WORK TO BE COMPLETED
Return all lines that include the string "JSON".

** START **

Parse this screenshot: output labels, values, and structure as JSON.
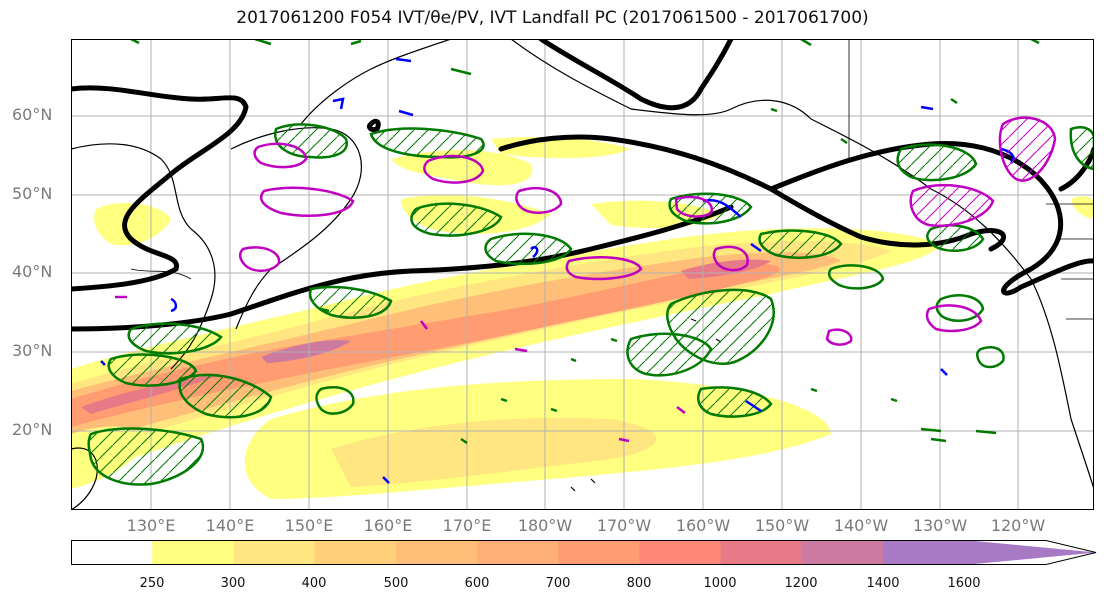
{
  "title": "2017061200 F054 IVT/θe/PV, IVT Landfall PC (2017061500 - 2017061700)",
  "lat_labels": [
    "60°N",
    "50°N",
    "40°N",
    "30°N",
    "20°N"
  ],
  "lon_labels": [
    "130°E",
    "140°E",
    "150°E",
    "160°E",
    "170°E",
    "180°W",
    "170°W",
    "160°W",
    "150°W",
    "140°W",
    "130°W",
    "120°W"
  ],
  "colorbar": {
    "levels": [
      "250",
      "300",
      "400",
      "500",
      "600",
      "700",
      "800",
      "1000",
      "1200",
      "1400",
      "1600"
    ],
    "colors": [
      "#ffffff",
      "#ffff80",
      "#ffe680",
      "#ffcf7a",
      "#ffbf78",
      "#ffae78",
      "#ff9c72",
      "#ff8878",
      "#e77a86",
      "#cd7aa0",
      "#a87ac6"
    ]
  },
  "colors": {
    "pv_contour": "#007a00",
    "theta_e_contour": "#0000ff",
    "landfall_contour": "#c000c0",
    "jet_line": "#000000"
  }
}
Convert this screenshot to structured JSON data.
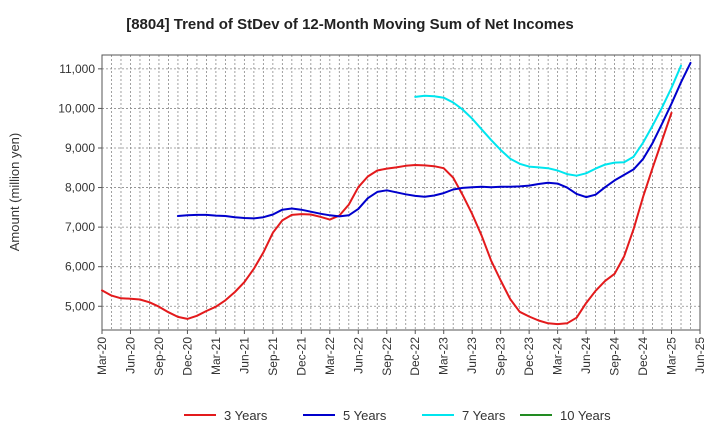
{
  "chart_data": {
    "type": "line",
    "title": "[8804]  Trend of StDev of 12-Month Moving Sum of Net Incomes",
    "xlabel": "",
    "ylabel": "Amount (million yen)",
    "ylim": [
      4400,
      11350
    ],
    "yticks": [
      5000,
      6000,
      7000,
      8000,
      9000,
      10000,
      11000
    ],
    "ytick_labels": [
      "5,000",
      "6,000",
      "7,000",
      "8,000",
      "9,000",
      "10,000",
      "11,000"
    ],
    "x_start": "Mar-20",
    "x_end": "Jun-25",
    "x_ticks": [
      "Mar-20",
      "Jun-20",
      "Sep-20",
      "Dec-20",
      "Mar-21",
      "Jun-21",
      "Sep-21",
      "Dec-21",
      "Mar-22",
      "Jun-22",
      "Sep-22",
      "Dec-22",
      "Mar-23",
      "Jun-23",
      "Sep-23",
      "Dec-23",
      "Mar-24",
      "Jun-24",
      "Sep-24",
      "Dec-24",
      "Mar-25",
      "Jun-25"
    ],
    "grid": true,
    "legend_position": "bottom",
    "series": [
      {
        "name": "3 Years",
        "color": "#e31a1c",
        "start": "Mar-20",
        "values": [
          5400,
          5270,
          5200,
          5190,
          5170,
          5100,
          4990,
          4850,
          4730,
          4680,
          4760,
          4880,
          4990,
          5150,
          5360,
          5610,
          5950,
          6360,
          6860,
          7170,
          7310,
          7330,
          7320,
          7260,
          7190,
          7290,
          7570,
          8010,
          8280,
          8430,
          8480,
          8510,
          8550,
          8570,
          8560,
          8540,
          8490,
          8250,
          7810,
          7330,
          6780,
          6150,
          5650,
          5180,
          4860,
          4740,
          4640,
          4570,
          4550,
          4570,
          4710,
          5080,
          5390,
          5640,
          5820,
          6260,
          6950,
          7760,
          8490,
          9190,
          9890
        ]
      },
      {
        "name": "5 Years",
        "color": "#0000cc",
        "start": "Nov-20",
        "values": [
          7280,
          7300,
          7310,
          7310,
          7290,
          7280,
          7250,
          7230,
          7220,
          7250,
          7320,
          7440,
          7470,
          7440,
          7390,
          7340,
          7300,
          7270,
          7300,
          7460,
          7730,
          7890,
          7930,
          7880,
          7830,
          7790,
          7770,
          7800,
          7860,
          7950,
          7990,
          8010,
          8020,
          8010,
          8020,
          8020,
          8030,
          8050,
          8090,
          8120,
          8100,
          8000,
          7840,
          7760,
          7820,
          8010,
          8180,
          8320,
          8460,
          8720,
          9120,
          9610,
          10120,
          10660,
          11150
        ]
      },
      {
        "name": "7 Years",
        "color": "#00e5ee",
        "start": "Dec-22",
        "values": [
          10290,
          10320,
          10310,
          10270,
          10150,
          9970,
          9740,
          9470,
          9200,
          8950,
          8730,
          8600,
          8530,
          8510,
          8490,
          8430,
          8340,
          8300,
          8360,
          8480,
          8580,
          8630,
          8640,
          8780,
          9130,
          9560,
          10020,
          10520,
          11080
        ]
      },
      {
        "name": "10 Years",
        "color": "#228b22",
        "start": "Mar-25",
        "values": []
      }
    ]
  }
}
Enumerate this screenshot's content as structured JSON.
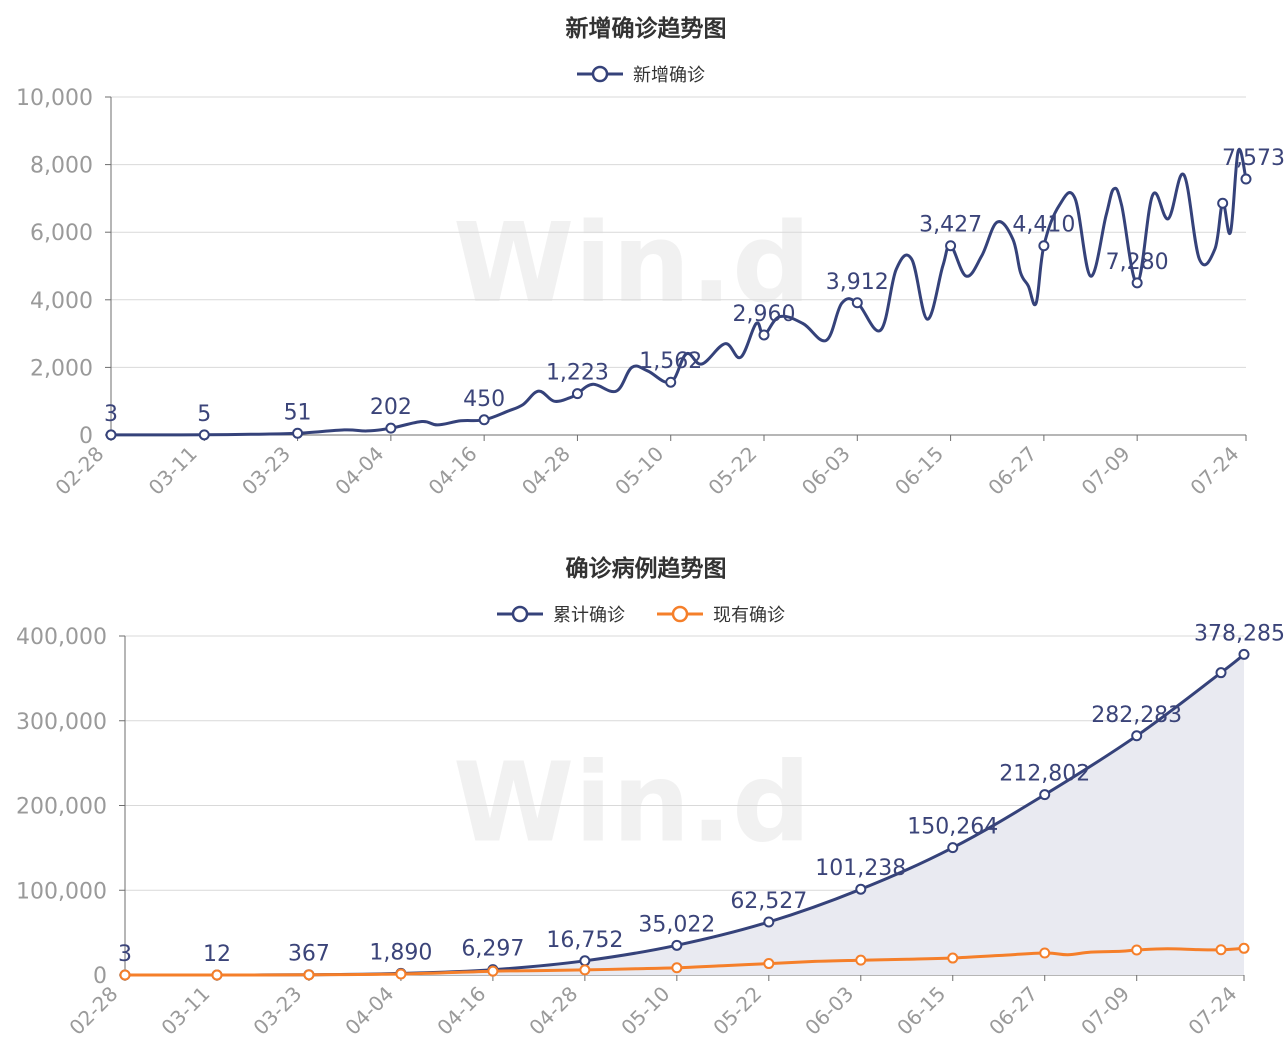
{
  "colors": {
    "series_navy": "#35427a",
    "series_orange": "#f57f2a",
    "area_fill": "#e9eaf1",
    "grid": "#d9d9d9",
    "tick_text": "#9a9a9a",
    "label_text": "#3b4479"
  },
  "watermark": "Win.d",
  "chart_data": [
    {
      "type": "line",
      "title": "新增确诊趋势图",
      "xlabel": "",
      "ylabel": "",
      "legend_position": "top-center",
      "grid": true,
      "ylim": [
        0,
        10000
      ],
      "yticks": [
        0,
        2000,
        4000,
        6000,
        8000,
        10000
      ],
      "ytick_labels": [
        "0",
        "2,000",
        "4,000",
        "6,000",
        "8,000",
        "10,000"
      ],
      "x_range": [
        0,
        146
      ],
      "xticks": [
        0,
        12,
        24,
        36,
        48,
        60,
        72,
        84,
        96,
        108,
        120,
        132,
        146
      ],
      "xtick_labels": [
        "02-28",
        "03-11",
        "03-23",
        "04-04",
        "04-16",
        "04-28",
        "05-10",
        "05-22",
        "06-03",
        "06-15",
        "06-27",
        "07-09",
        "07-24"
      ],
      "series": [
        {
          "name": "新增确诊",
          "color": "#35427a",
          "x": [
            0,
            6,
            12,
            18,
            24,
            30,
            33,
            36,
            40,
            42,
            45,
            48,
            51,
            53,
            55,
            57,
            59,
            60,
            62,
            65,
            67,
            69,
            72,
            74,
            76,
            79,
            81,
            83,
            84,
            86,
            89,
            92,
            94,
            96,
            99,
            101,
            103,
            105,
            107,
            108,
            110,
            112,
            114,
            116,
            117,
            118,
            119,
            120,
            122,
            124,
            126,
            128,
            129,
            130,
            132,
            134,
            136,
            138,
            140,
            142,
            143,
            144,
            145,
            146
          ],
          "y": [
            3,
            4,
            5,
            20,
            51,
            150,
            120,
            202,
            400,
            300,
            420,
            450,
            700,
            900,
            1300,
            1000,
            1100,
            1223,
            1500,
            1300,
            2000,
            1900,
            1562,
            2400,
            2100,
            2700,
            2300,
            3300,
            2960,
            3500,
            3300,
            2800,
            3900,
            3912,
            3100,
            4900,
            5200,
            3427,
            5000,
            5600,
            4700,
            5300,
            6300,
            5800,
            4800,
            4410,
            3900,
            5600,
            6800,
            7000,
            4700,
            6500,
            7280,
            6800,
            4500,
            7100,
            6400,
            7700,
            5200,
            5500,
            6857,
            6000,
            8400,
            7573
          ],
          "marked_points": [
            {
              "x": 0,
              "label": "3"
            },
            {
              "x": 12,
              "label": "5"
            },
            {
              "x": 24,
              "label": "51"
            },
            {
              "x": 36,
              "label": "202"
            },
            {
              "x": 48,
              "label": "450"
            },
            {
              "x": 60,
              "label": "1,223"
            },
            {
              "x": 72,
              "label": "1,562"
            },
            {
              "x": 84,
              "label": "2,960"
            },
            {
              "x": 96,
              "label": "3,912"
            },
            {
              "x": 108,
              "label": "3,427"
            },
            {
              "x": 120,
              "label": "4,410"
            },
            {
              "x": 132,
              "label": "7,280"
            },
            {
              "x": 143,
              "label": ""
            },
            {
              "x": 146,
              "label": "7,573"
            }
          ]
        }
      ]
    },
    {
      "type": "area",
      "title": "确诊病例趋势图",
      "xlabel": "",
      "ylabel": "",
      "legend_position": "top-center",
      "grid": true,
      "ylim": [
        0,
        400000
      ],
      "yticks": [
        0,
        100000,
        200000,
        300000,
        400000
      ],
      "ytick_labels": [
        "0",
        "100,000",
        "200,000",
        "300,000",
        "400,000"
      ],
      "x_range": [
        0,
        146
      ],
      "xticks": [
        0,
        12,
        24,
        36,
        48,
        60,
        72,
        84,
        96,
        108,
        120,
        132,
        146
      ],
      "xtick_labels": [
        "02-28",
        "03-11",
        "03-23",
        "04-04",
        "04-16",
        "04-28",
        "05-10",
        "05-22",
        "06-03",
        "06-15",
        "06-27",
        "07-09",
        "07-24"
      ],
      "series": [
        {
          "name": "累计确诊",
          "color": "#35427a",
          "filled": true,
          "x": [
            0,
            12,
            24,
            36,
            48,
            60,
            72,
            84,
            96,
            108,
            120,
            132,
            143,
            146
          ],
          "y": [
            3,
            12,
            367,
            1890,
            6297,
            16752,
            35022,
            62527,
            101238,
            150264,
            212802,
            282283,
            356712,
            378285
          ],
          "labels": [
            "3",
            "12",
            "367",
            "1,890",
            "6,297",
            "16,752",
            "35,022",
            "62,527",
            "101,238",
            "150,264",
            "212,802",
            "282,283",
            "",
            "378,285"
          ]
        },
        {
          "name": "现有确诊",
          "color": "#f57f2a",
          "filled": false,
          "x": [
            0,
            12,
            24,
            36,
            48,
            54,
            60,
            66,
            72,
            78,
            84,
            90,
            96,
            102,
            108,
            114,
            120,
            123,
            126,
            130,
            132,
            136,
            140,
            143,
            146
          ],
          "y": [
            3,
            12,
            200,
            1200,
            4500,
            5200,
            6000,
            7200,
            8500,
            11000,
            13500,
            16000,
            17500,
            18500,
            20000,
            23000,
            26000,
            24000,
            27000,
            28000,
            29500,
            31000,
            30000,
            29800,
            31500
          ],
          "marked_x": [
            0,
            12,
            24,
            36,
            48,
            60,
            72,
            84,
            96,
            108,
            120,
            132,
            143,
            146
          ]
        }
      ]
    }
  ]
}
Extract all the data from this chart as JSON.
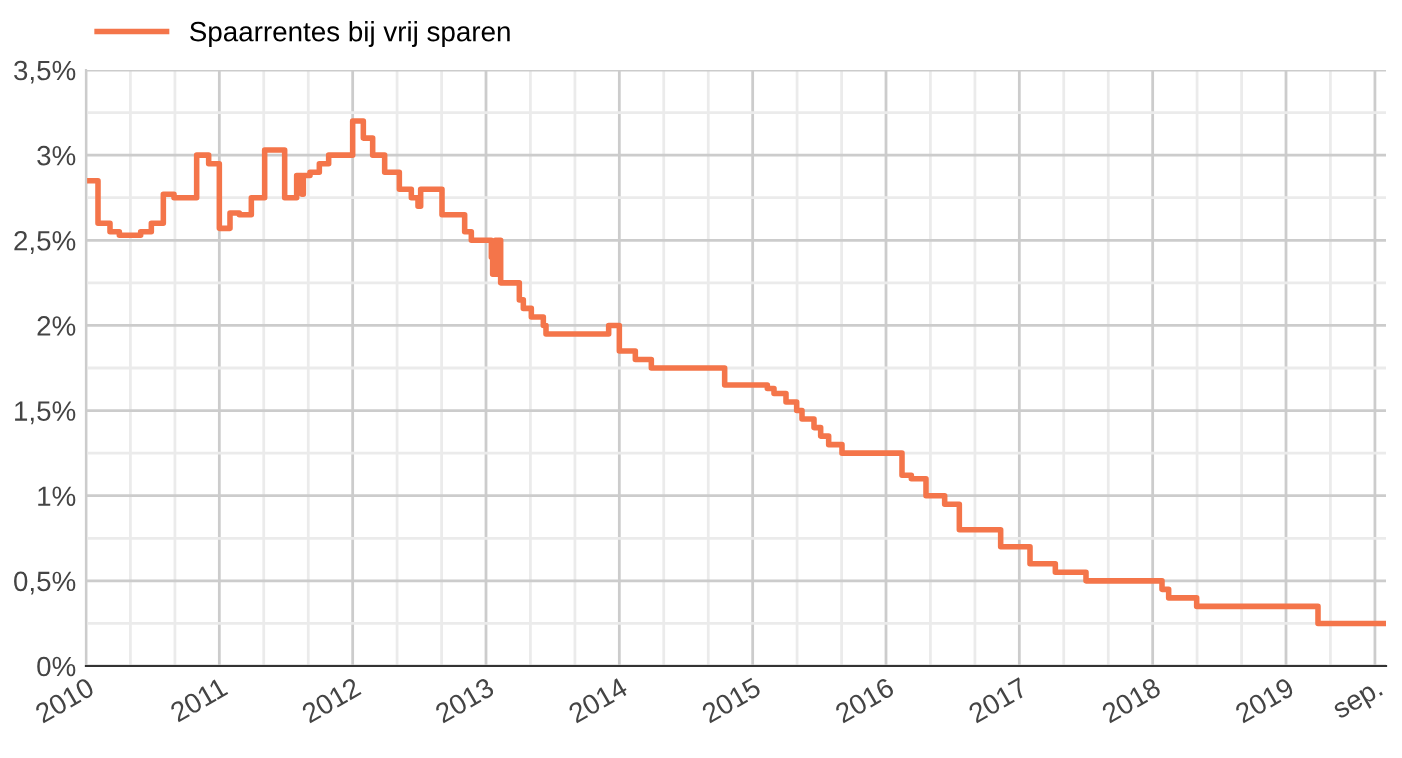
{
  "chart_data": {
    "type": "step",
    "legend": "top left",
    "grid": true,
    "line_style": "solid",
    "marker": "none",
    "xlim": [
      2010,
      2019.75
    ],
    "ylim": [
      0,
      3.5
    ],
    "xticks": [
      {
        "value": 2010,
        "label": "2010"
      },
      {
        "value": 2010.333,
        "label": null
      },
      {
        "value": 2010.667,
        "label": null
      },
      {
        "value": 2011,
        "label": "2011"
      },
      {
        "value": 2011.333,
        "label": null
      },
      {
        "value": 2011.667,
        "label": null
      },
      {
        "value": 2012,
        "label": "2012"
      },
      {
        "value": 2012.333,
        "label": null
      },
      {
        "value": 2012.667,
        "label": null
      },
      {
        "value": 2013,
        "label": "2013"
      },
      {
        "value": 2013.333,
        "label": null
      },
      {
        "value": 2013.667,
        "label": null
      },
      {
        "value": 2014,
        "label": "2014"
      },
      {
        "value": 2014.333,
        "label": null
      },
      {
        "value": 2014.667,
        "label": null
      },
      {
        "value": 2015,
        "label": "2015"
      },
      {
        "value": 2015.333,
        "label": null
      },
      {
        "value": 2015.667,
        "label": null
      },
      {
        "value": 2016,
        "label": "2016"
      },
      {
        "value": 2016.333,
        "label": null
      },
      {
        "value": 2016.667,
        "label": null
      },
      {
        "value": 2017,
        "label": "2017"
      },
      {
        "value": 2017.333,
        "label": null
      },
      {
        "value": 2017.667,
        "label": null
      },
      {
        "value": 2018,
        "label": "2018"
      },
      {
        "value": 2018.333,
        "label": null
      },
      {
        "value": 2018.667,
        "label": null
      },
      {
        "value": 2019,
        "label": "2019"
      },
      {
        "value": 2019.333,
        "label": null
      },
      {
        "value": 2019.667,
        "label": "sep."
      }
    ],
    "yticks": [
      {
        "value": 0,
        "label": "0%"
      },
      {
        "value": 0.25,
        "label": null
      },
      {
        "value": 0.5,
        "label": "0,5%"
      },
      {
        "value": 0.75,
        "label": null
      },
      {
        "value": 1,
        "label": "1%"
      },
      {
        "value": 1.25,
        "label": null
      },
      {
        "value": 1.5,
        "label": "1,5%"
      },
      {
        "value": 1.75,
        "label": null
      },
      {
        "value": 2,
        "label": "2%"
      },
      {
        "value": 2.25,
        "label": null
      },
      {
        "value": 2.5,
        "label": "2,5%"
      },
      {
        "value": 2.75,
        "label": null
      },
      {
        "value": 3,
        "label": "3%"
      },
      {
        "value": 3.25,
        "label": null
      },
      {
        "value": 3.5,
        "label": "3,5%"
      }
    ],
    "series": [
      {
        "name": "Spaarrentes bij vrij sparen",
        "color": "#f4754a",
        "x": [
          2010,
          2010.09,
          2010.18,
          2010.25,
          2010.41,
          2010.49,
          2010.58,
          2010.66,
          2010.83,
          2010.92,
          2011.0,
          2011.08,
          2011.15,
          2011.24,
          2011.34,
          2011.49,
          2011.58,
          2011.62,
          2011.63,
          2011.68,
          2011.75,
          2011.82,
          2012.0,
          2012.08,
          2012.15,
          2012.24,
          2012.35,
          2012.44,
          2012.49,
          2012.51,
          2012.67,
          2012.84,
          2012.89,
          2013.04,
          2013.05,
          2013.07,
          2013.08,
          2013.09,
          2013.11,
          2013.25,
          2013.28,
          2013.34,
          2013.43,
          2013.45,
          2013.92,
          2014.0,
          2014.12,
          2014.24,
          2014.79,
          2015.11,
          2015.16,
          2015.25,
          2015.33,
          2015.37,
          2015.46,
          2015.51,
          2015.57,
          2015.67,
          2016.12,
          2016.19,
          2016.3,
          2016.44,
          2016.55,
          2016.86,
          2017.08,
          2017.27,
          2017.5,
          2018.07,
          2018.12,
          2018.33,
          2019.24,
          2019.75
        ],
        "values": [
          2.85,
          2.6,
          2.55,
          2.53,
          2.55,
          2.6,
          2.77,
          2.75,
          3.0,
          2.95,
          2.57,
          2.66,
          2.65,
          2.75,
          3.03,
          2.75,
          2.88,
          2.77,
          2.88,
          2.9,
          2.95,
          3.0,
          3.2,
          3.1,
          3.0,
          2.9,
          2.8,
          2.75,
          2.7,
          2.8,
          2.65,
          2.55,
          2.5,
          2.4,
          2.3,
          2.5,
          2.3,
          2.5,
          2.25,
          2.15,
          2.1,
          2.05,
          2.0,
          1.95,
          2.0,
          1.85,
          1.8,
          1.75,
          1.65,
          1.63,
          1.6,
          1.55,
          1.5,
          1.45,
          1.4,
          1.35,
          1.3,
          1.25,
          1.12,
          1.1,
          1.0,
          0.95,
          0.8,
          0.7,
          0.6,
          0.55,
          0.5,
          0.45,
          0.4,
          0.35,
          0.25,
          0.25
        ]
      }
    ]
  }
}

** END **

FINISHED TASK
Parse this screenshot: output labels, values, and structure as JSON.
Convert this screenshot to structured JSON data.
Enumerate this screenshot's content as structured JSON.
Extract all the data from this chart as JSON.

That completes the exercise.